Problem to work on
In the lines below, change every "data-point" to "marker" and keep everything else the same. Leave the picture out of your output.

[Element placement data]
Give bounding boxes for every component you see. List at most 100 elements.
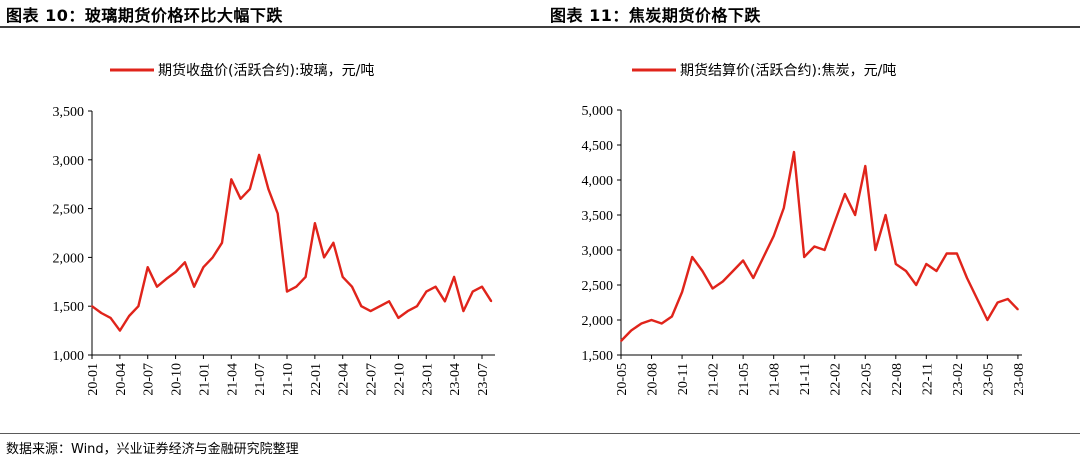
x-tick-label: 20-11 (676, 363, 691, 395)
source-note: 数据来源：Wind，兴业证券经济与金融研究院整理 (6, 442, 299, 457)
data-point (128, 315, 131, 317)
x-tick-label: 21-08 (768, 363, 783, 396)
data-point (91, 305, 93, 308)
data-point (184, 261, 186, 264)
glass-futures-chart: 期货收盘价(活跃合约):玻璃，元/吨 1,000 1,500 2,000 2,500 3,… (53, 62, 495, 396)
data-point (388, 300, 390, 303)
data-point (258, 154, 260, 156)
price-line (620, 150, 1019, 342)
data-point (732, 270, 734, 272)
x-tick-label: 20-01 (86, 363, 101, 396)
data-point (304, 276, 307, 278)
data-point (286, 290, 288, 293)
data-point (884, 214, 887, 216)
data-point (137, 305, 140, 308)
data-point (681, 291, 683, 293)
data-point (425, 290, 428, 293)
data-point (165, 278, 168, 280)
data-point (915, 284, 918, 286)
data-point (332, 241, 335, 244)
data-point (956, 252, 958, 255)
y-tick-label: 4,000 (582, 174, 614, 189)
data-point (772, 235, 775, 237)
data-point (650, 319, 653, 321)
y-tick-label: 3,000 (582, 244, 614, 259)
x-tick-label: 21-11 (798, 363, 813, 395)
y-tick-label: 2,000 (53, 251, 85, 266)
data-point (174, 271, 177, 273)
y-tick-label: 1,500 (582, 349, 614, 364)
data-point (100, 312, 103, 314)
y-tick-label: 4,500 (582, 139, 614, 154)
data-point (351, 285, 353, 288)
x-tick-label: 22-01 (309, 363, 324, 396)
data-point (701, 270, 704, 272)
x-tick-label: 22-02 (829, 363, 844, 396)
data-point (267, 188, 270, 191)
data-point (406, 310, 409, 312)
data-point (742, 259, 744, 262)
x-tick-label: 23-02 (951, 363, 966, 396)
data-point (660, 322, 663, 325)
data-point (481, 285, 483, 288)
data-point (986, 319, 989, 321)
data-point (193, 285, 196, 288)
data-point (925, 263, 928, 265)
left-chart-title: 图表 10：玻璃期货价格环比大幅下跌 (6, 6, 283, 25)
data-point (752, 277, 755, 279)
data-point (721, 280, 724, 283)
data-point (894, 263, 897, 265)
x-tick-label: 20-07 (142, 363, 157, 396)
y-tick-label: 2,500 (582, 279, 614, 294)
x-tick-label: 23-01 (420, 363, 435, 396)
data-point (935, 270, 938, 272)
x-tick-label: 22-07 (365, 363, 380, 396)
legend: 期货收盘价(活跃合约):玻璃，元/吨 (110, 62, 374, 79)
data-point (945, 252, 948, 255)
y-tick-label: 2,000 (582, 314, 614, 329)
x-tick-label: 23-05 (981, 363, 996, 396)
data-point (369, 310, 372, 312)
data-point (221, 241, 223, 244)
legend-label: 期货结算价(活跃合约):焦炭，元/吨 (680, 62, 896, 79)
data-point (711, 287, 714, 290)
data-point (379, 305, 381, 308)
x-tick-label: 23-08 (1012, 363, 1027, 396)
data-point (1006, 298, 1009, 300)
price-line (91, 153, 493, 332)
data-point (119, 329, 121, 332)
x-tick-label: 20-05 (615, 363, 630, 396)
data-point (803, 256, 806, 258)
data-point (314, 222, 316, 225)
x-tick-label: 20-10 (170, 363, 185, 396)
data-point (905, 270, 907, 272)
data-point (630, 329, 633, 332)
data-point (620, 340, 622, 342)
data-point (276, 212, 279, 215)
data-point (434, 285, 437, 288)
y-tick-label: 3,000 (53, 154, 85, 169)
header-rule (0, 26, 1080, 28)
x-tick-label: 21-05 (737, 363, 752, 396)
data-point (156, 285, 158, 288)
x-tick-label: 23-04 (448, 363, 463, 396)
data-point (397, 317, 400, 319)
data-point (471, 290, 474, 293)
x-tick-label: 23-07 (476, 363, 491, 396)
y-tick-label: 3,500 (582, 209, 614, 224)
x-tick-label: 21-01 (197, 363, 212, 396)
y-tick-label: 1,500 (53, 300, 85, 315)
legend-label: 期货收盘价(活跃合约):玻璃，元/吨 (158, 62, 374, 79)
data-point (323, 256, 325, 259)
data-point (295, 285, 298, 288)
x-tick-label: 22-10 (392, 363, 407, 396)
x-tick-label: 22-04 (337, 363, 352, 396)
x-tick-label: 22-08 (890, 363, 905, 396)
coke-futures-chart: 期货结算价(活跃合约):焦炭，元/吨 1,500 2,000 2,500 3,000 3,… (582, 62, 1027, 396)
data-point (416, 305, 418, 308)
x-tick-label: 20-08 (646, 363, 661, 396)
y-tick-label: 1,000 (53, 349, 85, 364)
data-point (490, 300, 493, 303)
y-tick-label: 3,500 (53, 105, 85, 120)
data-point (864, 165, 867, 167)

Complete response
Give bounding boxes for every component you see. List at most 100 elements.
x-tick-label: 20-11 (676, 363, 691, 395)
source-note: 数据来源：Wind，兴业证券经济与金融研究院整理 (6, 442, 299, 457)
marker (128, 315, 131, 317)
x-tick-label: 21-08 (768, 363, 783, 396)
marker (91, 305, 93, 308)
marker (184, 261, 186, 264)
glass-futures-chart: 期货收盘价(活跃合约):玻璃，元/吨 1,000 1,500 2,000 2,500 3,… (53, 62, 495, 396)
marker (388, 300, 390, 303)
marker (258, 154, 260, 156)
price-line (620, 150, 1019, 342)
marker (732, 270, 734, 272)
x-tick-label: 20-01 (86, 363, 101, 396)
marker (304, 276, 307, 278)
marker (286, 290, 288, 293)
marker (884, 214, 887, 216)
marker (137, 305, 140, 308)
marker (681, 291, 683, 293)
marker (425, 290, 428, 293)
marker (165, 278, 168, 280)
marker (915, 284, 918, 286)
marker (332, 241, 335, 244)
marker (956, 252, 958, 255)
y-tick-label: 4,000 (582, 174, 614, 189)
marker (772, 235, 775, 237)
marker (650, 319, 653, 321)
y-tick-label: 3,000 (582, 244, 614, 259)
x-tick-label: 21-11 (798, 363, 813, 395)
y-tick-label: 2,000 (53, 251, 85, 266)
marker (174, 271, 177, 273)
y-tick-label: 1,500 (582, 349, 614, 364)
marker (100, 312, 103, 314)
y-tick-label: 4,500 (582, 139, 614, 154)
marker (351, 285, 353, 288)
x-tick-label: 22-01 (309, 363, 324, 396)
marker (701, 270, 704, 272)
x-tick-label: 22-02 (829, 363, 844, 396)
marker (267, 188, 270, 191)
marker (406, 310, 409, 312)
marker (742, 259, 744, 262)
x-tick-label: 23-02 (951, 363, 966, 396)
marker (660, 322, 663, 325)
marker (481, 285, 483, 288)
marker (986, 319, 989, 321)
marker (193, 285, 196, 288)
marker (925, 263, 928, 265)
left-chart-title: 图表 10：玻璃期货价格环比大幅下跌 (6, 6, 283, 25)
marker (752, 277, 755, 279)
marker (721, 280, 724, 283)
marker (894, 263, 897, 265)
x-tick-label: 20-07 (142, 363, 157, 396)
y-tick-label: 2,500 (582, 279, 614, 294)
x-tick-label: 23-01 (420, 363, 435, 396)
marker (935, 270, 938, 272)
x-tick-label: 22-07 (365, 363, 380, 396)
legend: 期货收盘价(活跃合约):玻璃，元/吨 (110, 62, 374, 79)
marker (945, 252, 948, 255)
y-tick-label: 2,000 (582, 314, 614, 329)
x-tick-label: 23-05 (981, 363, 996, 396)
marker (369, 310, 372, 312)
marker (221, 241, 223, 244)
legend-label: 期货结算价(活跃合约):焦炭，元/吨 (680, 62, 896, 79)
marker (711, 287, 714, 290)
marker (379, 305, 381, 308)
x-tick-label: 23-08 (1012, 363, 1027, 396)
marker (1006, 298, 1009, 300)
price-line (91, 153, 493, 332)
marker (119, 329, 121, 332)
x-tick-label: 20-05 (615, 363, 630, 396)
marker (803, 256, 806, 258)
marker (314, 222, 316, 225)
x-tick-label: 20-10 (170, 363, 185, 396)
marker (905, 270, 907, 272)
marker (630, 329, 633, 332)
marker (620, 340, 622, 342)
marker (276, 212, 279, 215)
marker (434, 285, 437, 288)
y-tick-label: 3,000 (53, 154, 85, 169)
header-rule (0, 26, 1080, 28)
x-tick-label: 21-05 (737, 363, 752, 396)
marker (156, 285, 158, 288)
x-tick-label: 23-04 (448, 363, 463, 396)
marker (397, 317, 400, 319)
marker (471, 290, 474, 293)
x-tick-label: 23-07 (476, 363, 491, 396)
y-tick-label: 3,500 (582, 209, 614, 224)
x-tick-label: 21-01 (197, 363, 212, 396)
y-tick-label: 1,500 (53, 300, 85, 315)
legend-label: 期货收盘价(活跃合约):玻璃，元/吨 (158, 62, 374, 79)
marker (323, 256, 325, 259)
marker (295, 285, 298, 288)
x-tick-label: 22-10 (392, 363, 407, 396)
x-tick-label: 22-04 (337, 363, 352, 396)
x-tick-label: 22-08 (890, 363, 905, 396)
coke-futures-chart: 期货结算价(活跃合约):焦炭，元/吨 1,500 2,000 2,500 3,000 3,… (582, 62, 1027, 396)
marker (416, 305, 418, 308)
x-tick-label: 20-08 (646, 363, 661, 396)
y-tick-label: 1,000 (53, 349, 85, 364)
marker (490, 300, 493, 303)
y-tick-label: 3,500 (53, 105, 85, 120)
marker (864, 165, 867, 167)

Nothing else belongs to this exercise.